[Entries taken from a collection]
[start]
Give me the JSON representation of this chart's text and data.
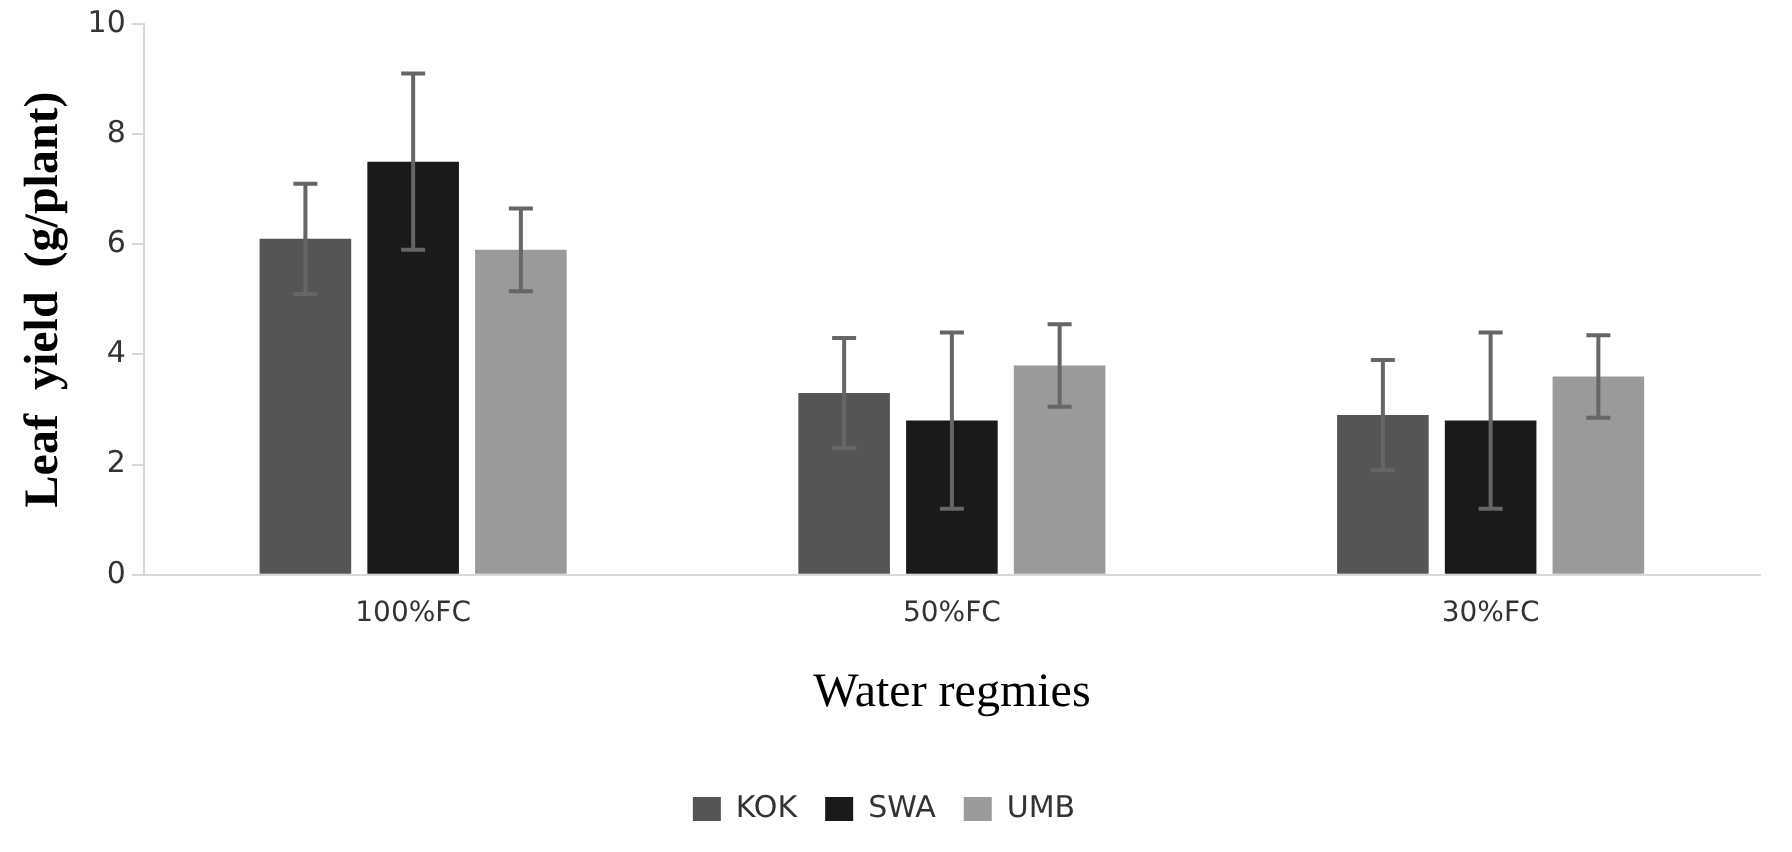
{
  "chart_data": {
    "type": "bar",
    "xlabel": "Water regmies",
    "ylabel": "Leaf  yield  (g/plant)",
    "categories": [
      "100%FC",
      "50%FC",
      "30%FC"
    ],
    "series": [
      {
        "name": "KOK",
        "color": "#555555",
        "values": [
          6.1,
          3.3,
          2.9
        ],
        "errors": [
          1.0,
          1.0,
          1.0
        ]
      },
      {
        "name": "SWA",
        "color": "#1a1a1a",
        "values": [
          7.5,
          2.8,
          2.8
        ],
        "errors": [
          1.6,
          1.6,
          1.6
        ]
      },
      {
        "name": "UMB",
        "color": "#9a9a9a",
        "values": [
          5.9,
          3.8,
          3.6
        ],
        "errors": [
          0.75,
          0.75,
          0.75
        ]
      }
    ],
    "ylim": [
      0,
      10
    ],
    "yticks": [
      0,
      2,
      4,
      6,
      8,
      10
    ],
    "grid": false,
    "legend": "bottom"
  }
}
[end]
Write out each entry exactly as given, but skip the pictures.

RESULT FOR THIS EXERCISE:
Give me the JSON representation of this chart's text and data.
{
  "chart_data": {
    "type": "bar",
    "xlabel": "Water regmies",
    "ylabel": "Leaf  yield  (g/plant)",
    "categories": [
      "100%FC",
      "50%FC",
      "30%FC"
    ],
    "series": [
      {
        "name": "KOK",
        "color": "#555555",
        "values": [
          6.1,
          3.3,
          2.9
        ],
        "errors": [
          1.0,
          1.0,
          1.0
        ]
      },
      {
        "name": "SWA",
        "color": "#1a1a1a",
        "values": [
          7.5,
          2.8,
          2.8
        ],
        "errors": [
          1.6,
          1.6,
          1.6
        ]
      },
      {
        "name": "UMB",
        "color": "#9a9a9a",
        "values": [
          5.9,
          3.8,
          3.6
        ],
        "errors": [
          0.75,
          0.75,
          0.75
        ]
      }
    ],
    "ylim": [
      0,
      10
    ],
    "yticks": [
      0,
      2,
      4,
      6,
      8,
      10
    ],
    "grid": false,
    "legend": "bottom"
  }
}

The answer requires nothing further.